GOAL OF THE EXERCISE
Return the records word for word. Any pictures in them are not part of the copy.

TASK INPUTS
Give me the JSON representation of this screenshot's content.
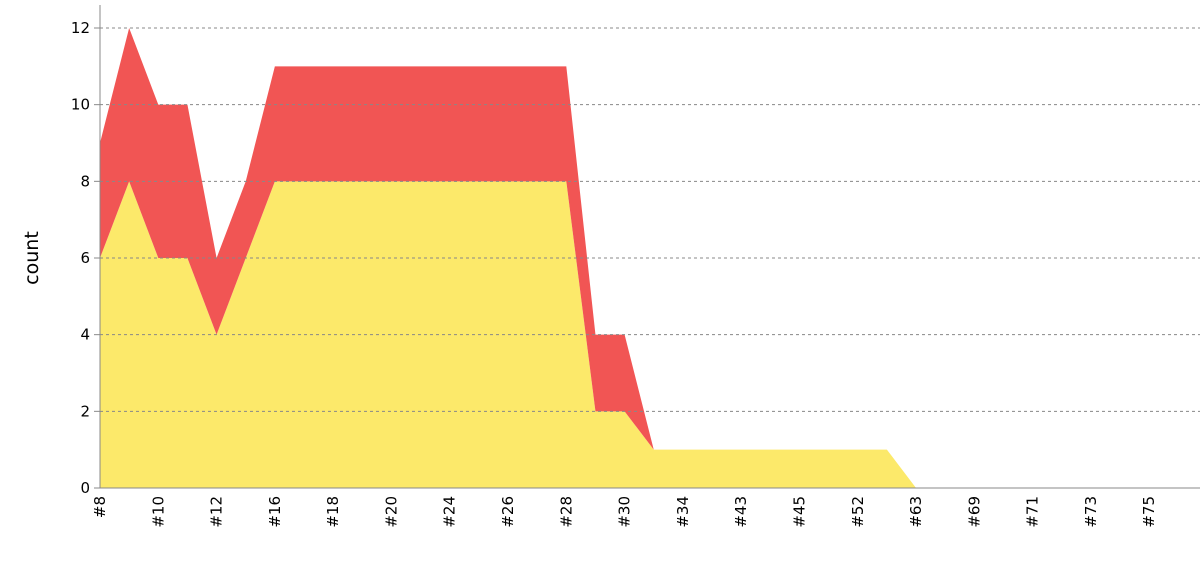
{
  "chart_data": {
    "type": "stacked-area",
    "y_label": "count",
    "categories": [
      "#8",
      null,
      "#10",
      null,
      "#12",
      null,
      "#16",
      null,
      "#18",
      null,
      "#20",
      null,
      "#24",
      null,
      "#26",
      null,
      "#28",
      null,
      "#30",
      null,
      "#34",
      null,
      "#43",
      null,
      "#45",
      null,
      "#52",
      null,
      "#63",
      null,
      "#69",
      null,
      "#71",
      null,
      "#73",
      null,
      "#75",
      null
    ],
    "series": [
      {
        "color": "#fce96a",
        "values": [
          6,
          8,
          6,
          6,
          4,
          6,
          8,
          8,
          8,
          8,
          8,
          8,
          8,
          8,
          8,
          8,
          8,
          2,
          2,
          1,
          1,
          1,
          1,
          1,
          1,
          1,
          1,
          1,
          0,
          0,
          0,
          0,
          0,
          0,
          0,
          0,
          0,
          0
        ]
      },
      {
        "color": "#f15554",
        "values": [
          3,
          4,
          4,
          4,
          2,
          2,
          3,
          3,
          3,
          3,
          3,
          3,
          3,
          3,
          3,
          3,
          3,
          2,
          2,
          0,
          0,
          0,
          0,
          0,
          0,
          0,
          0,
          0,
          0,
          0,
          0,
          0,
          0,
          0,
          0,
          0,
          0,
          0
        ]
      }
    ],
    "ylim": [
      0,
      12.6
    ],
    "yticks": [
      0,
      2,
      4,
      6,
      8,
      10,
      12
    ],
    "grid": true
  }
}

RESPONSE
Give me the JSON representation of this screenshot's content.
{
  "chart_data": {
    "type": "stacked-area",
    "y_label": "count",
    "categories": [
      "#8",
      null,
      "#10",
      null,
      "#12",
      null,
      "#16",
      null,
      "#18",
      null,
      "#20",
      null,
      "#24",
      null,
      "#26",
      null,
      "#28",
      null,
      "#30",
      null,
      "#34",
      null,
      "#43",
      null,
      "#45",
      null,
      "#52",
      null,
      "#63",
      null,
      "#69",
      null,
      "#71",
      null,
      "#73",
      null,
      "#75",
      null
    ],
    "series": [
      {
        "color": "#fce96a",
        "values": [
          6,
          8,
          6,
          6,
          4,
          6,
          8,
          8,
          8,
          8,
          8,
          8,
          8,
          8,
          8,
          8,
          8,
          2,
          2,
          1,
          1,
          1,
          1,
          1,
          1,
          1,
          1,
          1,
          0,
          0,
          0,
          0,
          0,
          0,
          0,
          0,
          0,
          0
        ]
      },
      {
        "color": "#f15554",
        "values": [
          3,
          4,
          4,
          4,
          2,
          2,
          3,
          3,
          3,
          3,
          3,
          3,
          3,
          3,
          3,
          3,
          3,
          2,
          2,
          0,
          0,
          0,
          0,
          0,
          0,
          0,
          0,
          0,
          0,
          0,
          0,
          0,
          0,
          0,
          0,
          0,
          0,
          0
        ]
      }
    ],
    "ylim": [
      0,
      12.6
    ],
    "yticks": [
      0,
      2,
      4,
      6,
      8,
      10,
      12
    ],
    "grid": true
  }
}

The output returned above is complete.